> [What you will do]
Output every line of the material exactly, omitting images.

> [The input]
==============================

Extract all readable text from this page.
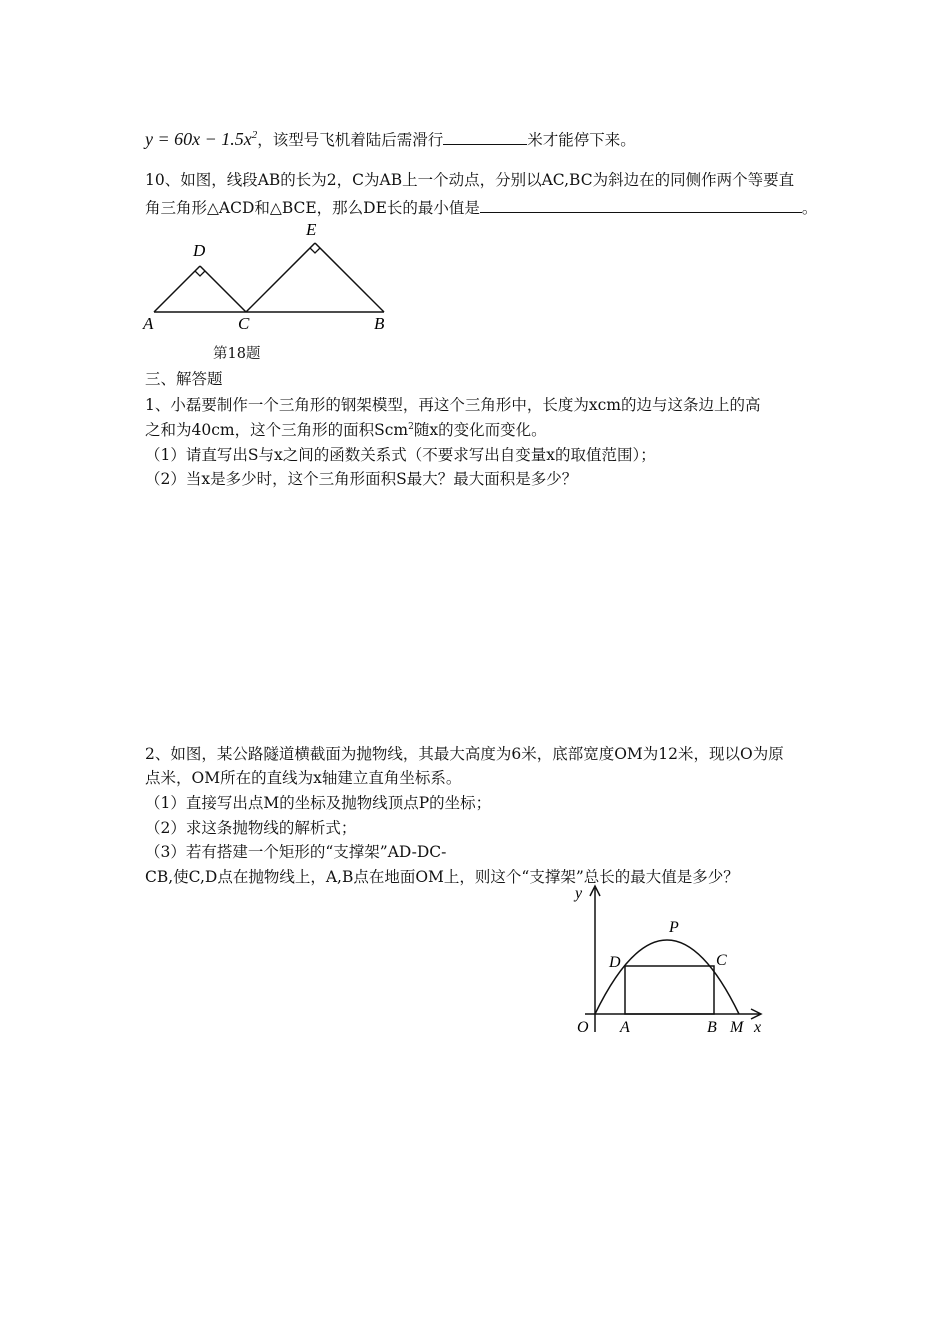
$y = 60x - 1.5x^2$，该型号飞机着陆后需滑行	米才能停下来。
10、如图，线段AB的长为2，C为AB上一个动点，分别以AC,BC为斜边在的同侧作两个等要直
角三角形△ACD和△BCE，那么DE长的最小值是	。
A	C	B
D
E
第18题
三、解答题
1、小磊要制作一个三角形的钢架模型，再这个三角形中，长度为xcm的边与这条边上的高
之和为40cm，这个三角形的面积Scm$^2$随x的变化而变化。
（1）请直写出S与x之间的函数关系式（不要求写出自变量x的取值范围）；
（2）当x是多少时，这个三角形面积S最大？最大面积是多少？
2、如图，某公路隧道横截面为抛物线，其最大高度为6米，底部宽度OM为12米，现以O为原
点米，OM所在的直线为x轴建立直角坐标系。
（1）直接写出点M的坐标及抛物线顶点P的坐标；
（2）求这条抛物线的解析式；
（3）若有搭建一个矩形的“支撑架”AD-DC-
CB,使C,D点在抛物线上，A,B点在地面OM上，则这个“支撑架”总长的最大值是多少？
y
P
D	C
O A	B M x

==============================

> [Reply]
Extract all readable text from this page.
$y = 60x - 1.5x^2$，该型号飞机着陆后需滑行	米才能停下来。
10、如图，线段AB的长为2，C为AB上一个动点，分别以AC,BC为斜边在的同侧作两个等要直
角三角形△ACD和△BCE，那么DE长的最小值是	。
A	C	B
D
E
第18题
三、解答题
1、小磊要制作一个三角形的钢架模型，再这个三角形中，长度为xcm的边与这条边上的高
之和为40cm，这个三角形的面积Scm$^2$随x的变化而变化。
（1）请直写出S与x之间的函数关系式（不要求写出自变量x的取值范围）；
（2）当x是多少时，这个三角形面积S最大？最大面积是多少？
2、如图，某公路隧道横截面为抛物线，其最大高度为6米，底部宽度OM为12米，现以O为原
点米，OM所在的直线为x轴建立直角坐标系。
（1）直接写出点M的坐标及抛物线顶点P的坐标；
（2）求这条抛物线的解析式；
（3）若有搭建一个矩形的“支撑架”AD-DC-
CB,使C,D点在抛物线上，A,B点在地面OM上，则这个“支撑架”总长的最大值是多少？
y
P
D	C
O A	B M x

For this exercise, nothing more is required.